* start Excerpted data *

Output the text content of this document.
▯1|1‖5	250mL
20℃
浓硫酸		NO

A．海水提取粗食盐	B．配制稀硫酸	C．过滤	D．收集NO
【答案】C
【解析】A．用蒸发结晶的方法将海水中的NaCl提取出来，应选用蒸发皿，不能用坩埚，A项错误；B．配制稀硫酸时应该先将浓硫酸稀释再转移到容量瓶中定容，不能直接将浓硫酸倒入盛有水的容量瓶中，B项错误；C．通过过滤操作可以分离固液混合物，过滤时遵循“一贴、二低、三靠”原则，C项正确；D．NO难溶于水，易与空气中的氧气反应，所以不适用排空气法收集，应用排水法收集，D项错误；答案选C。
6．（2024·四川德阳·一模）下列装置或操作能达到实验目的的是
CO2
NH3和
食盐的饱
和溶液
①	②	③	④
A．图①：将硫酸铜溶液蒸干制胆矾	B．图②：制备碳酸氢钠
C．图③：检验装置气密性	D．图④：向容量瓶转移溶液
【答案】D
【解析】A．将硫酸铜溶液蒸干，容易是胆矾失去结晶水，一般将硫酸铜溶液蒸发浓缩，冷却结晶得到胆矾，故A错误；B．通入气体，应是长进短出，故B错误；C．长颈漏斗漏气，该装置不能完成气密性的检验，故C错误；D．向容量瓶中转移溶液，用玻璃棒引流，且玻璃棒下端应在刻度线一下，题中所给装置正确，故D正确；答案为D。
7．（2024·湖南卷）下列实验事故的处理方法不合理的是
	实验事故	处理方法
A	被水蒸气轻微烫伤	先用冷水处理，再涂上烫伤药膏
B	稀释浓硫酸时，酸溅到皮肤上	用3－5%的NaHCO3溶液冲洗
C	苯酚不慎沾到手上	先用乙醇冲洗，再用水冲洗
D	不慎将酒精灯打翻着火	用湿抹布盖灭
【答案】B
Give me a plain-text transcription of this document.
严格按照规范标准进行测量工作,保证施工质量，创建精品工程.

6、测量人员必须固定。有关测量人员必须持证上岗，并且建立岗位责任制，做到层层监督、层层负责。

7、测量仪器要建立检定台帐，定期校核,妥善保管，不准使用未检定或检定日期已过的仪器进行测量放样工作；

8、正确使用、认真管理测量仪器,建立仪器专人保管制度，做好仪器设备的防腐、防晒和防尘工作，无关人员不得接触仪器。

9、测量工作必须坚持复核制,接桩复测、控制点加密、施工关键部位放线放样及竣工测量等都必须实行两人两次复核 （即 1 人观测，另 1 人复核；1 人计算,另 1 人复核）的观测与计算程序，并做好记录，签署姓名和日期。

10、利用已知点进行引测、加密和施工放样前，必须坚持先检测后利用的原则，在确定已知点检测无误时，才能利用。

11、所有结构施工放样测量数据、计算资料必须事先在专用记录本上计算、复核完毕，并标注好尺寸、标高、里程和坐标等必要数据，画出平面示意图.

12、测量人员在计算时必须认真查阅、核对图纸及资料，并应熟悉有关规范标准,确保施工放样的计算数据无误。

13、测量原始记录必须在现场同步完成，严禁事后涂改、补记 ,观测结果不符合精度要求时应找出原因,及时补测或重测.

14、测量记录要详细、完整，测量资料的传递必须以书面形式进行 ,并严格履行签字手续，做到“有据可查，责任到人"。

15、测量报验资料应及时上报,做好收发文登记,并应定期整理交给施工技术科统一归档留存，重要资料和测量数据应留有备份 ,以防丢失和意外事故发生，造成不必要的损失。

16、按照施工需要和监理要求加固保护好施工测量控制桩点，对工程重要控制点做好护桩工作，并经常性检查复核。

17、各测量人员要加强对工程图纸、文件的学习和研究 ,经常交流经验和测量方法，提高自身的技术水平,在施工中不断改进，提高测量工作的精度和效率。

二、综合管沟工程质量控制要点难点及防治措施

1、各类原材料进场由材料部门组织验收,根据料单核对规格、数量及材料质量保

* end Excerpted data *

- **Instructions to follow**
Repeat the records above exactly.

- **The solution**
Output the text content of this document.
▯1|1‖5	250mL
20℃
浓硫酸		NO

A．海水提取粗食盐	B．配制稀硫酸	C．过滤	D．收集NO
【答案】C
【解析】A．用蒸发结晶的方法将海水中的NaCl提取出来，应选用蒸发皿，不能用坩埚，A项错误；B．配制稀硫酸时应该先将浓硫酸稀释再转移到容量瓶中定容，不能直接将浓硫酸倒入盛有水的容量瓶中，B项错误；C．通过过滤操作可以分离固液混合物，过滤时遵循“一贴、二低、三靠”原则，C项正确；D．NO难溶于水，易与空气中的氧气反应，所以不适用排空气法收集，应用排水法收集，D项错误；答案选C。
6．（2024·四川德阳·一模）下列装置或操作能达到实验目的的是
CO2
NH3和
食盐的饱
和溶液
①	②	③	④
A．图①：将硫酸铜溶液蒸干制胆矾	B．图②：制备碳酸氢钠
C．图③：检验装置气密性	D．图④：向容量瓶转移溶液
【答案】D
【解析】A．将硫酸铜溶液蒸干，容易是胆矾失去结晶水，一般将硫酸铜溶液蒸发浓缩，冷却结晶得到胆矾，故A错误；B．通入气体，应是长进短出，故B错误；C．长颈漏斗漏气，该装置不能完成气密性的检验，故C错误；D．向容量瓶中转移溶液，用玻璃棒引流，且玻璃棒下端应在刻度线一下，题中所给装置正确，故D正确；答案为D。
7．（2024·湖南卷）下列实验事故的处理方法不合理的是
	实验事故	处理方法
A	被水蒸气轻微烫伤	先用冷水处理，再涂上烫伤药膏
B	稀释浓硫酸时，酸溅到皮肤上	用3－5%的NaHCO3溶液冲洗
C	苯酚不慎沾到手上	先用乙醇冲洗，再用水冲洗
D	不慎将酒精灯打翻着火	用湿抹布盖灭
【答案】B
Give me a plain-text transcription of this document.
严格按照规范标准进行测量工作,保证施工质量，创建精品工程.

6、测量人员必须固定。有关测量人员必须持证上岗，并且建立岗位责任制，做到层层监督、层层负责。

7、测量仪器要建立检定台帐，定期校核,妥善保管，不准使用未检定或检定日期已过的仪器进行测量放样工作；

8、正确使用、认真管理测量仪器,建立仪器专人保管制度，做好仪器设备的防腐、防晒和防尘工作，无关人员不得接触仪器。

9、测量工作必须坚持复核制,接桩复测、控制点加密、施工关键部位放线放样及竣工测量等都必须实行两人两次复核 （即 1 人观测，另 1 人复核；1 人计算,另 1 人复核）的观测与计算程序，并做好记录，签署姓名和日期。

10、利用已知点进行引测、加密和施工放样前，必须坚持先检测后利用的原则，在确定已知点检测无误时，才能利用。

11、所有结构施工放样测量数据、计算资料必须事先在专用记录本上计算、复核完毕，并标注好尺寸、标高、里程和坐标等必要数据，画出平面示意图.

12、测量人员在计算时必须认真查阅、核对图纸及资料，并应熟悉有关规范标准,确保施工放样的计算数据无误。

13、测量原始记录必须在现场同步完成，严禁事后涂改、补记 ,观测结果不符合精度要求时应找出原因,及时补测或重测.

14、测量记录要详细、完整，测量资料的传递必须以书面形式进行 ,并严格履行签字手续，做到“有据可查，责任到人"。

15、测量报验资料应及时上报,做好收发文登记,并应定期整理交给施工技术科统一归档留存，重要资料和测量数据应留有备份 ,以防丢失和意外事故发生，造成不必要的损失。

16、按照施工需要和监理要求加固保护好施工测量控制桩点，对工程重要控制点做好护桩工作，并经常性检查复核。

17、各测量人员要加强对工程图纸、文件的学习和研究 ,经常交流经验和测量方法，提高自身的技术水平,在施工中不断改进，提高测量工作的精度和效率。

二、综合管沟工程质量控制要点难点及防治措施

1、各类原材料进场由材料部门组织验收,根据料单核对规格、数量及材料质量保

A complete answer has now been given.